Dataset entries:
═══

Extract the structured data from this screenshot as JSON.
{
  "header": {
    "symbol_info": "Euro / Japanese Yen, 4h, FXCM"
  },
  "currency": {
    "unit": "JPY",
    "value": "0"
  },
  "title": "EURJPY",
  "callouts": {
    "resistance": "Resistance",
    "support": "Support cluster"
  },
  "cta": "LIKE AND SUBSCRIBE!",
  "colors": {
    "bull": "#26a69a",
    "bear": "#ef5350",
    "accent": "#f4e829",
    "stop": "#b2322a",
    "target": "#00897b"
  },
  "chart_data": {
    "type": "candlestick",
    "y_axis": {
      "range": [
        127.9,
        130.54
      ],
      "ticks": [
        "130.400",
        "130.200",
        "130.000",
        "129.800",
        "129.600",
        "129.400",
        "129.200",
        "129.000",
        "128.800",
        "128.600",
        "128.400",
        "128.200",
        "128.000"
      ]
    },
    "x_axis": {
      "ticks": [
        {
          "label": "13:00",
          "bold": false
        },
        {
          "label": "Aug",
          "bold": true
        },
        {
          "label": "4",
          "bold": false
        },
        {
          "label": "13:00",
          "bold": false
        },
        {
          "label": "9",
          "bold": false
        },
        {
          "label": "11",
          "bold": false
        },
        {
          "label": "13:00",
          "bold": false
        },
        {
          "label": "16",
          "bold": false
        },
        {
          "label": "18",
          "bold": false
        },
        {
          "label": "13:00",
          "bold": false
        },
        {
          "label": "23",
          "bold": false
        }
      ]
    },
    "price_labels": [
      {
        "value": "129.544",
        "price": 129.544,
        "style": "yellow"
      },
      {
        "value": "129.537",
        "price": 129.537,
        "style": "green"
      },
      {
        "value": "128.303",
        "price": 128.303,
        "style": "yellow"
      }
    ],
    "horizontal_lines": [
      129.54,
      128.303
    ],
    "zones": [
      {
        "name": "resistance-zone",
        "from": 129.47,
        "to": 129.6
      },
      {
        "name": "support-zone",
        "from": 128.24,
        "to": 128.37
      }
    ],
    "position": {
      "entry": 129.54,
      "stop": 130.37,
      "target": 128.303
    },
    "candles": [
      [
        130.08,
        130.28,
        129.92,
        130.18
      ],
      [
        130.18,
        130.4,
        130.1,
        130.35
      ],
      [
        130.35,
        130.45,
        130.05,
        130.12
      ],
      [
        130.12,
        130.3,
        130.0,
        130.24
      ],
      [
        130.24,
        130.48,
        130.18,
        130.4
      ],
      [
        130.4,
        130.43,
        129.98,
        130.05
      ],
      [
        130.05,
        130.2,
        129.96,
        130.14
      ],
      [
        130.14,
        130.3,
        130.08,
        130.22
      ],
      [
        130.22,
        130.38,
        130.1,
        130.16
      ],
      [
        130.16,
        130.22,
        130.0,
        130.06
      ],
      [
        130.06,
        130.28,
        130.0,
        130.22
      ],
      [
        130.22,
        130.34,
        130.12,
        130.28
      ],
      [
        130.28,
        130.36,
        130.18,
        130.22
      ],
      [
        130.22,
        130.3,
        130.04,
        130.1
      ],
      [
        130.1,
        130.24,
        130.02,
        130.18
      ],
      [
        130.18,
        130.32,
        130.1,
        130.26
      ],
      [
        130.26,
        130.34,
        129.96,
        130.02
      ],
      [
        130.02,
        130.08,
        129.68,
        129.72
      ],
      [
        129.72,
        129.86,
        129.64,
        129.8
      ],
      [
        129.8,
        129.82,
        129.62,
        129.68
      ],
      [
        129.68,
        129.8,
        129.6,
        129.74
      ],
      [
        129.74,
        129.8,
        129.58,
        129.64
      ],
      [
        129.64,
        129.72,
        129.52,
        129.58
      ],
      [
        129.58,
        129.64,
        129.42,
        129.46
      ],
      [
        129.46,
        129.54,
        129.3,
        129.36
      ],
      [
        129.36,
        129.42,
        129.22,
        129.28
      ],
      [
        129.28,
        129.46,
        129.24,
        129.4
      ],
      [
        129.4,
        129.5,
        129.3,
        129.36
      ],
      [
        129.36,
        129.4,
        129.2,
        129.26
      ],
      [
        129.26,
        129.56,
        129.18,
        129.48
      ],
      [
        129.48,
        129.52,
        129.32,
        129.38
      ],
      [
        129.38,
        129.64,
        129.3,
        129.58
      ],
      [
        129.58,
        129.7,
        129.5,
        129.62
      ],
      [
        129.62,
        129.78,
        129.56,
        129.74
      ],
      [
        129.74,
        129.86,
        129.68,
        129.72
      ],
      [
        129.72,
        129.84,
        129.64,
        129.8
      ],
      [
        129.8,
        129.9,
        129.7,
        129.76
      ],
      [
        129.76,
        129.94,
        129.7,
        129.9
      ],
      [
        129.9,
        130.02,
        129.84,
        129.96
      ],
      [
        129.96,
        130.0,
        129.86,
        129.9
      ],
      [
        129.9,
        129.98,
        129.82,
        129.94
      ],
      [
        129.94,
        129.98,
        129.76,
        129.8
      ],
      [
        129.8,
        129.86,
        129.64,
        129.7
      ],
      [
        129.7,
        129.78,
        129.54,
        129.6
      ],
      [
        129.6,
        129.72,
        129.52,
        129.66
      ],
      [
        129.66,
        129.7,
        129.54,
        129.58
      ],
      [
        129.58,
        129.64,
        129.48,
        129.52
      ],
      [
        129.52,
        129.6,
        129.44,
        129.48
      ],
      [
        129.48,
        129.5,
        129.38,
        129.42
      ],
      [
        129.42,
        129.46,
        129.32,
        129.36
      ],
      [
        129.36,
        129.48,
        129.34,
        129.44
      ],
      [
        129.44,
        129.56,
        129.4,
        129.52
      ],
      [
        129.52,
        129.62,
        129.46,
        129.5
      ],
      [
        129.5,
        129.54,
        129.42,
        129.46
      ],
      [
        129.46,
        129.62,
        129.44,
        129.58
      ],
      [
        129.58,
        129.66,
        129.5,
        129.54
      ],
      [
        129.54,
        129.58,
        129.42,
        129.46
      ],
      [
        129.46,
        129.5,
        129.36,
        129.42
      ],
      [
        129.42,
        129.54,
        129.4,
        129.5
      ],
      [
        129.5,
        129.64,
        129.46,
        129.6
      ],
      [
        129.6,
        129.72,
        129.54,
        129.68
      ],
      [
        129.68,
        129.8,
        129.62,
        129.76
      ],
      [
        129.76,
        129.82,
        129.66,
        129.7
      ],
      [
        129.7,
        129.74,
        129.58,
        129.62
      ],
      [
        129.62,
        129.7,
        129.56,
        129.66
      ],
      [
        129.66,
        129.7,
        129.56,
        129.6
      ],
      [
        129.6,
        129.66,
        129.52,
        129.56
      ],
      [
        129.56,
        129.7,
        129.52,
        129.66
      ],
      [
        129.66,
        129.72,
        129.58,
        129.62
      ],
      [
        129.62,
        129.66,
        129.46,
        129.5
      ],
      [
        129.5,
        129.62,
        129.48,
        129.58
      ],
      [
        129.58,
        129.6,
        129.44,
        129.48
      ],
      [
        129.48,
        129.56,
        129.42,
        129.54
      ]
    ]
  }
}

═══

**Given exercise:** Identify every line where the string "value" appears.

**Answer to the exercise:**
    "value": "0"
        "value": "129.544",
        "value": "129.537",
        "value": "128.303",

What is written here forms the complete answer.